* Your task *
Could you give the data below again, exactly and completely?

[Data entries]

>> BEGIN

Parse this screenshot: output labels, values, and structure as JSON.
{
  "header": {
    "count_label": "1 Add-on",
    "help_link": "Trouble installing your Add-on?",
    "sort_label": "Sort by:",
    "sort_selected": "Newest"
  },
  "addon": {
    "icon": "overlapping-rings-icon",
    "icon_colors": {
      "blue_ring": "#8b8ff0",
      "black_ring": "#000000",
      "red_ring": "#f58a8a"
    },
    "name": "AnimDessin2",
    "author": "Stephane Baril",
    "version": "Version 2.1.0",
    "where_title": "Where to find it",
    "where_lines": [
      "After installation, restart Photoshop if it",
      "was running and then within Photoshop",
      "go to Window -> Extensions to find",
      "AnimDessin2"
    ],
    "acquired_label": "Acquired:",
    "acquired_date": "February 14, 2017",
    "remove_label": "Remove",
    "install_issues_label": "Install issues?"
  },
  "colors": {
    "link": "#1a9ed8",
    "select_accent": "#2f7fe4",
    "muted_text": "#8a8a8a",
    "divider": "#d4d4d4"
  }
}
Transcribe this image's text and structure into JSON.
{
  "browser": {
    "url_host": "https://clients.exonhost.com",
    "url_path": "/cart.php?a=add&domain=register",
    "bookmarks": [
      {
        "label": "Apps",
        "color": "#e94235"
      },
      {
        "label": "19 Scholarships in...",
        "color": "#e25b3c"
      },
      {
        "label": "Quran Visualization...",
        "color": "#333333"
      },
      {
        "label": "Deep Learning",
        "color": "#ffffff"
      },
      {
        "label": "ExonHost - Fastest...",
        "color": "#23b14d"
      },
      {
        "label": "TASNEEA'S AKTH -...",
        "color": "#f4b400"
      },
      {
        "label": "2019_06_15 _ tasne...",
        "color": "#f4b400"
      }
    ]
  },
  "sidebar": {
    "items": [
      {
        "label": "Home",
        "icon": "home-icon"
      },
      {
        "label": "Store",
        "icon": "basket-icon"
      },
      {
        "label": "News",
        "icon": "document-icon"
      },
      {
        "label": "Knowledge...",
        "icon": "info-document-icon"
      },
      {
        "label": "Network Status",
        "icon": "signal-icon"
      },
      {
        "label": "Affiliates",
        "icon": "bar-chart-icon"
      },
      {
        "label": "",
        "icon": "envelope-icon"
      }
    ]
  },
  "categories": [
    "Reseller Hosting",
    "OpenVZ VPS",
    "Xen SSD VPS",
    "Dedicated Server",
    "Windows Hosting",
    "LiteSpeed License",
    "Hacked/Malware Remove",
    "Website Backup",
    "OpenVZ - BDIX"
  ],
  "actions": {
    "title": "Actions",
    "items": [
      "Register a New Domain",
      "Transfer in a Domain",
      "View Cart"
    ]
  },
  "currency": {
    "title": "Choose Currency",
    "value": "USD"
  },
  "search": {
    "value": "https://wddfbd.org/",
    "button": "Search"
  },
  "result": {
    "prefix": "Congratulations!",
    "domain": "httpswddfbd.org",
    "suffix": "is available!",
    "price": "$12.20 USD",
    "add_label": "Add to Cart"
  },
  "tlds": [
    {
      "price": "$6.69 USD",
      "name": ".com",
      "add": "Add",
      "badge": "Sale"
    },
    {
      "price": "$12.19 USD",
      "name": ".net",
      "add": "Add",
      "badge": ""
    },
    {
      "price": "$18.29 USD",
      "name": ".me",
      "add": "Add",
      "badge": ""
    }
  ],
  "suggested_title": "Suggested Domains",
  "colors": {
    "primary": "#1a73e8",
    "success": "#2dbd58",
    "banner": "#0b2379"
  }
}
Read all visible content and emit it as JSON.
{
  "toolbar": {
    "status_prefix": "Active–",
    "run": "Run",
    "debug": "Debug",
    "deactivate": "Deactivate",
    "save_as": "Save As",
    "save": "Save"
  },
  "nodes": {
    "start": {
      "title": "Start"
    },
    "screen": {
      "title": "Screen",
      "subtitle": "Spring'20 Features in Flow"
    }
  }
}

>> END

* Answer for this exercise *
Parse this screenshot: output labels, values, and structure as JSON.
{
  "header": {
    "count_label": "1 Add-on",
    "help_link": "Trouble installing your Add-on?",
    "sort_label": "Sort by:",
    "sort_selected": "Newest"
  },
  "addon": {
    "icon": "overlapping-rings-icon",
    "icon_colors": {
      "blue_ring": "#8b8ff0",
      "black_ring": "#000000",
      "red_ring": "#f58a8a"
    },
    "name": "AnimDessin2",
    "author": "Stephane Baril",
    "version": "Version 2.1.0",
    "where_title": "Where to find it",
    "where_lines": [
      "After installation, restart Photoshop if it",
      "was running and then within Photoshop",
      "go to Window -> Extensions to find",
      "AnimDessin2"
    ],
    "acquired_label": "Acquired:",
    "acquired_date": "February 14, 2017",
    "remove_label": "Remove",
    "install_issues_label": "Install issues?"
  },
  "colors": {
    "link": "#1a9ed8",
    "select_accent": "#2f7fe4",
    "muted_text": "#8a8a8a",
    "divider": "#d4d4d4"
  }
}
Transcribe this image's text and structure into JSON.
{
  "browser": {
    "url_host": "https://clients.exonhost.com",
    "url_path": "/cart.php?a=add&domain=register",
    "bookmarks": [
      {
        "label": "Apps",
        "color": "#e94235"
      },
      {
        "label": "19 Scholarships in...",
        "color": "#e25b3c"
      },
      {
        "label": "Quran Visualization...",
        "color": "#333333"
      },
      {
        "label": "Deep Learning",
        "color": "#ffffff"
      },
      {
        "label": "ExonHost - Fastest...",
        "color": "#23b14d"
      },
      {
        "label": "TASNEEA'S AKTH -...",
        "color": "#f4b400"
      },
      {
        "label": "2019_06_15 _ tasne...",
        "color": "#f4b400"
      }
    ]
  },
  "sidebar": {
    "items": [
      {
        "label": "Home",
        "icon": "home-icon"
      },
      {
        "label": "Store",
        "icon": "basket-icon"
      },
      {
        "label": "News",
        "icon": "document-icon"
      },
      {
        "label": "Knowledge...",
        "icon": "info-document-icon"
      },
      {
        "label": "Network Status",
        "icon": "signal-icon"
      },
      {
        "label": "Affiliates",
        "icon": "bar-chart-icon"
      },
      {
        "label": "",
        "icon": "envelope-icon"
      }
    ]
  },
  "categories": [
    "Reseller Hosting",
    "OpenVZ VPS",
    "Xen SSD VPS",
    "Dedicated Server",
    "Windows Hosting",
    "LiteSpeed License",
    "Hacked/Malware Remove",
    "Website Backup",
    "OpenVZ - BDIX"
  ],
  "actions": {
    "title": "Actions",
    "items": [
      "Register a New Domain",
      "Transfer in a Domain",
      "View Cart"
    ]
  },
  "currency": {
    "title": "Choose Currency",
    "value": "USD"
  },
  "search": {
    "value": "https://wddfbd.org/",
    "button": "Search"
  },
  "result": {
    "prefix": "Congratulations!",
    "domain": "httpswddfbd.org",
    "suffix": "is available!",
    "price": "$12.20 USD",
    "add_label": "Add to Cart"
  },
  "tlds": [
    {
      "price": "$6.69 USD",
      "name": ".com",
      "add": "Add",
      "badge": "Sale"
    },
    {
      "price": "$12.19 USD",
      "name": ".net",
      "add": "Add",
      "badge": ""
    },
    {
      "price": "$18.29 USD",
      "name": ".me",
      "add": "Add",
      "badge": ""
    }
  ],
  "suggested_title": "Suggested Domains",
  "colors": {
    "primary": "#1a73e8",
    "success": "#2dbd58",
    "banner": "#0b2379"
  }
}
Read all visible content and emit it as JSON.
{
  "toolbar": {
    "status_prefix": "Active–",
    "run": "Run",
    "debug": "Debug",
    "deactivate": "Deactivate",
    "save_as": "Save As",
    "save": "Save"
  },
  "nodes": {
    "start": {
      "title": "Start"
    },
    "screen": {
      "title": "Screen",
      "subtitle": "Spring'20 Features in Flow"
    }
  }
}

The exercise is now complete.